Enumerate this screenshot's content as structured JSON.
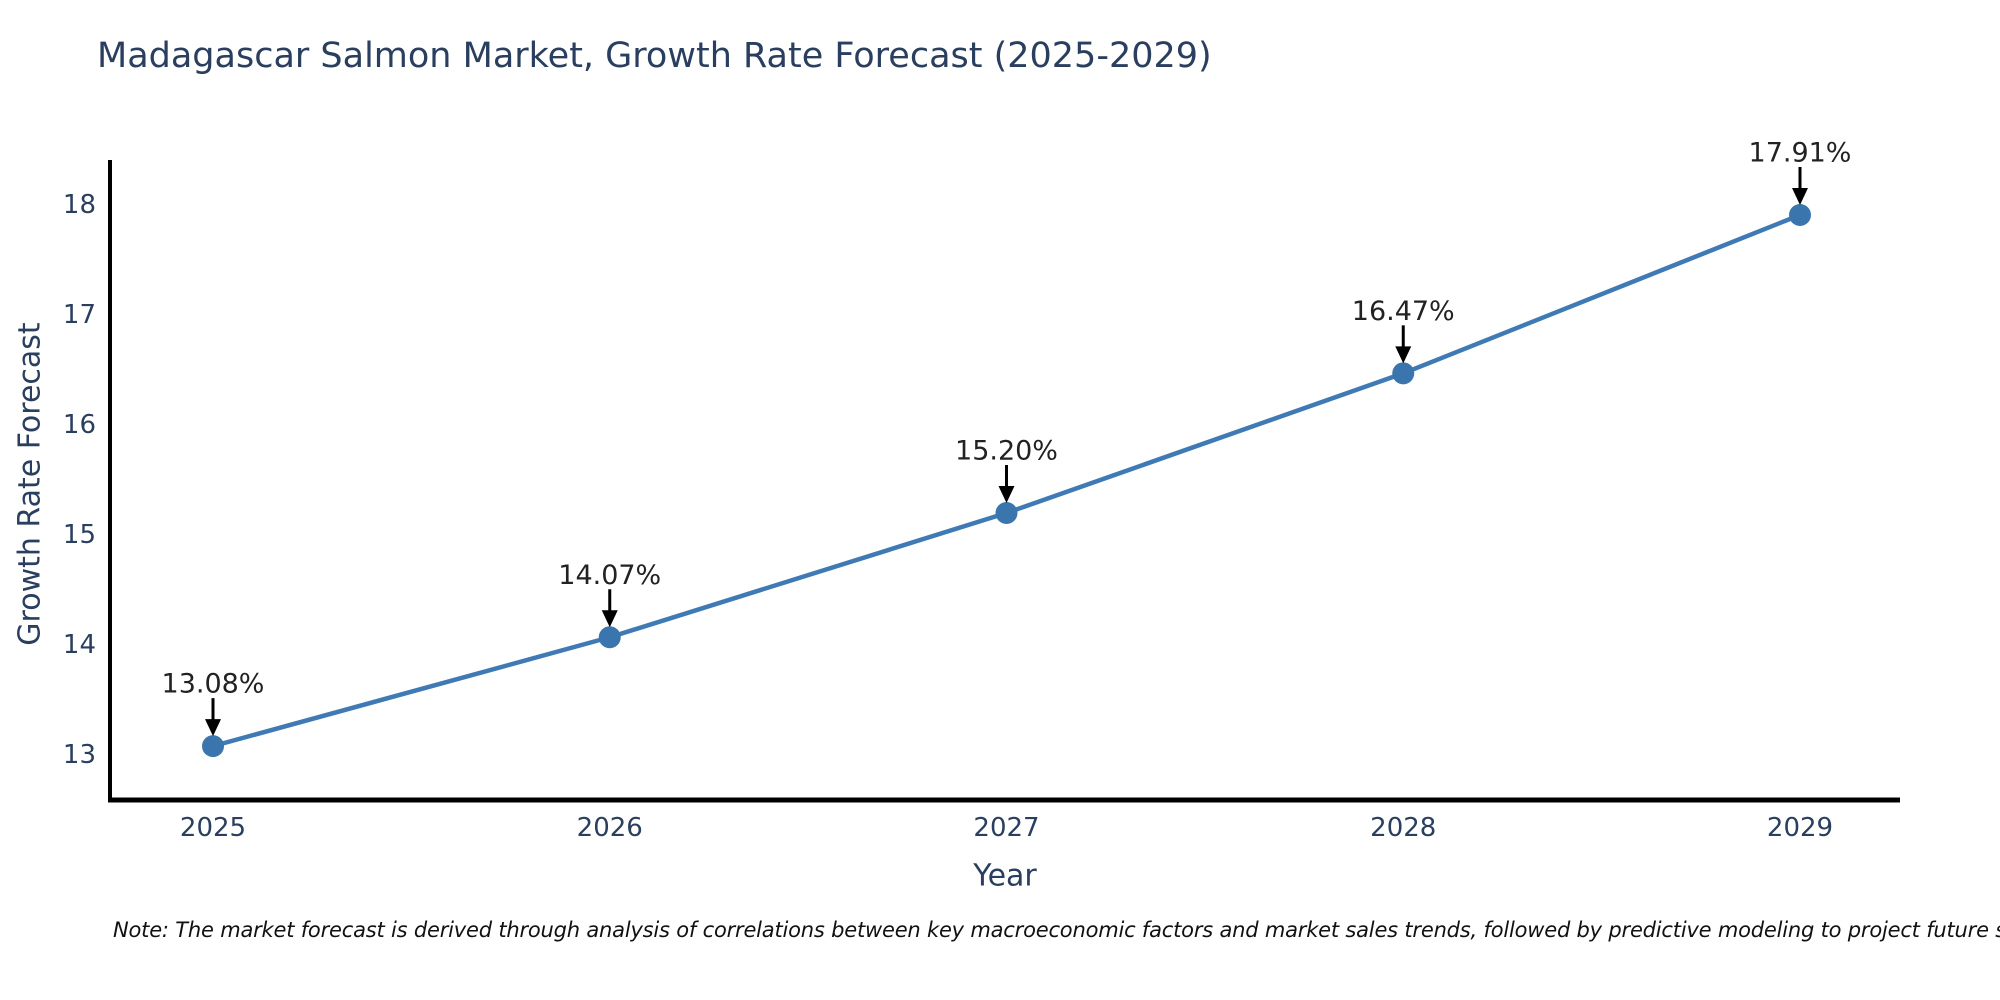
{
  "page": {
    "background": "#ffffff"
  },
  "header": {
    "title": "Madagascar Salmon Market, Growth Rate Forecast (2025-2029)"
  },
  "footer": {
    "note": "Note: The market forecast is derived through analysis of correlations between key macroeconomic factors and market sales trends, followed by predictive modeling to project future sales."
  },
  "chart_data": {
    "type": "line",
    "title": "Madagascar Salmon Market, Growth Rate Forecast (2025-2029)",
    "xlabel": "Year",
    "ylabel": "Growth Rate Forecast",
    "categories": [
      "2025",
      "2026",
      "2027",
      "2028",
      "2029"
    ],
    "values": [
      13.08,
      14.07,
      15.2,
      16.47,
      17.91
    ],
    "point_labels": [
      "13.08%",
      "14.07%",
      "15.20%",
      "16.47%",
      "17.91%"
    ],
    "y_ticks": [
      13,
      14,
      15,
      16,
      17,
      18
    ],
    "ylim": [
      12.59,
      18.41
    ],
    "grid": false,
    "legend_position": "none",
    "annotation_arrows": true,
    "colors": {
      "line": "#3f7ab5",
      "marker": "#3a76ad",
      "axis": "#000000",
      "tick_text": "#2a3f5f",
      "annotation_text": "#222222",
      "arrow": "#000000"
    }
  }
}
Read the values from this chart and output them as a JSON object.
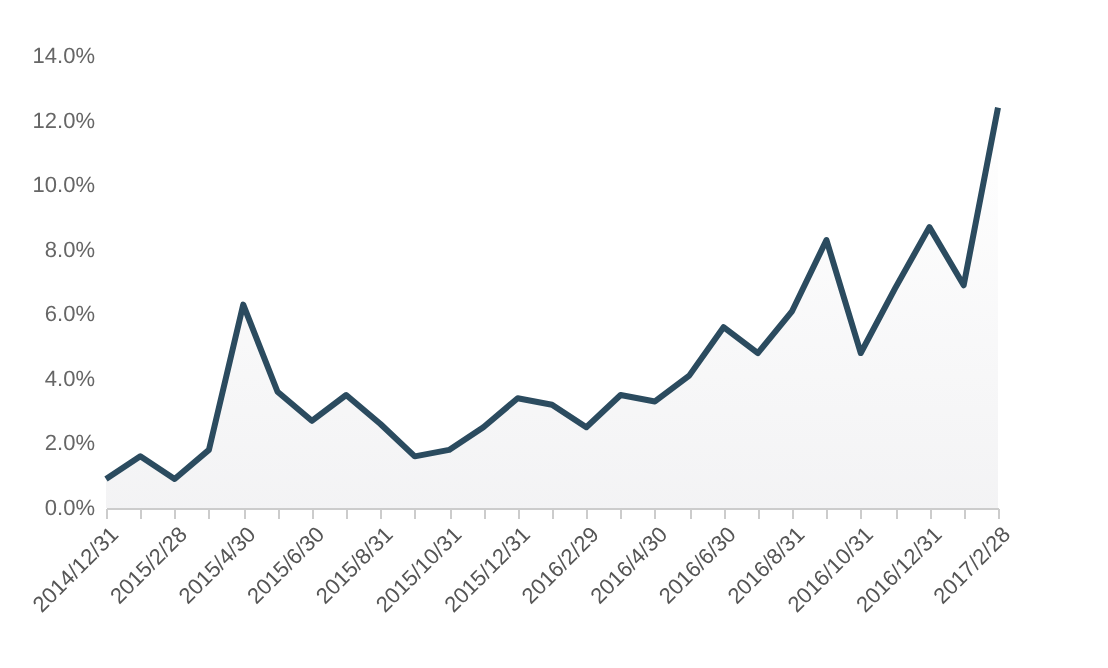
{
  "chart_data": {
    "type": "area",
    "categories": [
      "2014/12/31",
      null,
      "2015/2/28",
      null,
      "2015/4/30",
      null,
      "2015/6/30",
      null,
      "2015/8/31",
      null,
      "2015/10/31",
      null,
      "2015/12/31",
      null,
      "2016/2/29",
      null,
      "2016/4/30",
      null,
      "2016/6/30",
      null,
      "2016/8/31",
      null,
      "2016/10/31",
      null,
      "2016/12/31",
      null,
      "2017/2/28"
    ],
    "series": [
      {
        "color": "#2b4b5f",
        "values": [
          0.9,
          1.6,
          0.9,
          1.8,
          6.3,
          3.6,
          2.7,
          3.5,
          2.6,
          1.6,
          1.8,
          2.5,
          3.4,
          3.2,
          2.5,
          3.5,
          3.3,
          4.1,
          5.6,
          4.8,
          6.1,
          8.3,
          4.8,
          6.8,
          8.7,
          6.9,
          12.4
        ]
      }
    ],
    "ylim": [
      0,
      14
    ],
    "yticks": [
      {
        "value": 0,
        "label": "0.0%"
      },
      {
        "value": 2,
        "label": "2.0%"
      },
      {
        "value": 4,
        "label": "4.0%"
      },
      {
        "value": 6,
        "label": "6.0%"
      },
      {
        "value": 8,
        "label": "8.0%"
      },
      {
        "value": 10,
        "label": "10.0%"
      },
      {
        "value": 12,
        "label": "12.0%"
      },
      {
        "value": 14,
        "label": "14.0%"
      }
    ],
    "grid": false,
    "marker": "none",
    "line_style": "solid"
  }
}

Task prompt: Retype the entries word for word. Omit any images.

Reply:
Enumerate this screenshot's content as structured JSON.
{
  "page": {
    "background": "#ffffff"
  },
  "header": {
    "title": "Madagascar Salmon Market, Growth Rate Forecast (2025-2029)"
  },
  "footer": {
    "note": "Note: The market forecast is derived through analysis of correlations between key macroeconomic factors and market sales trends, followed by predictive modeling to project future sales."
  },
  "chart_data": {
    "type": "line",
    "title": "Madagascar Salmon Market, Growth Rate Forecast (2025-2029)",
    "xlabel": "Year",
    "ylabel": "Growth Rate Forecast",
    "categories": [
      "2025",
      "2026",
      "2027",
      "2028",
      "2029"
    ],
    "values": [
      13.08,
      14.07,
      15.2,
      16.47,
      17.91
    ],
    "point_labels": [
      "13.08%",
      "14.07%",
      "15.20%",
      "16.47%",
      "17.91%"
    ],
    "y_ticks": [
      13,
      14,
      15,
      16,
      17,
      18
    ],
    "ylim": [
      12.59,
      18.41
    ],
    "grid": false,
    "legend_position": "none",
    "annotation_arrows": true,
    "colors": {
      "line": "#3f7ab5",
      "marker": "#3a76ad",
      "axis": "#000000",
      "tick_text": "#2a3f5f",
      "annotation_text": "#222222",
      "arrow": "#000000"
    }
  }
}
Read the values from this chart and output them as a JSON object.
{
  "chart_data": {
    "type": "area",
    "categories": [
      "2014/12/31",
      null,
      "2015/2/28",
      null,
      "2015/4/30",
      null,
      "2015/6/30",
      null,
      "2015/8/31",
      null,
      "2015/10/31",
      null,
      "2015/12/31",
      null,
      "2016/2/29",
      null,
      "2016/4/30",
      null,
      "2016/6/30",
      null,
      "2016/8/31",
      null,
      "2016/10/31",
      null,
      "2016/12/31",
      null,
      "2017/2/28"
    ],
    "series": [
      {
        "color": "#2b4b5f",
        "values": [
          0.9,
          1.6,
          0.9,
          1.8,
          6.3,
          3.6,
          2.7,
          3.5,
          2.6,
          1.6,
          1.8,
          2.5,
          3.4,
          3.2,
          2.5,
          3.5,
          3.3,
          4.1,
          5.6,
          4.8,
          6.1,
          8.3,
          4.8,
          6.8,
          8.7,
          6.9,
          12.4
        ]
      }
    ],
    "ylim": [
      0,
      14
    ],
    "yticks": [
      {
        "value": 0,
        "label": "0.0%"
      },
      {
        "value": 2,
        "label": "2.0%"
      },
      {
        "value": 4,
        "label": "4.0%"
      },
      {
        "value": 6,
        "label": "6.0%"
      },
      {
        "value": 8,
        "label": "8.0%"
      },
      {
        "value": 10,
        "label": "10.0%"
      },
      {
        "value": 12,
        "label": "12.0%"
      },
      {
        "value": 14,
        "label": "14.0%"
      }
    ],
    "grid": false,
    "marker": "none",
    "line_style": "solid"
  }
}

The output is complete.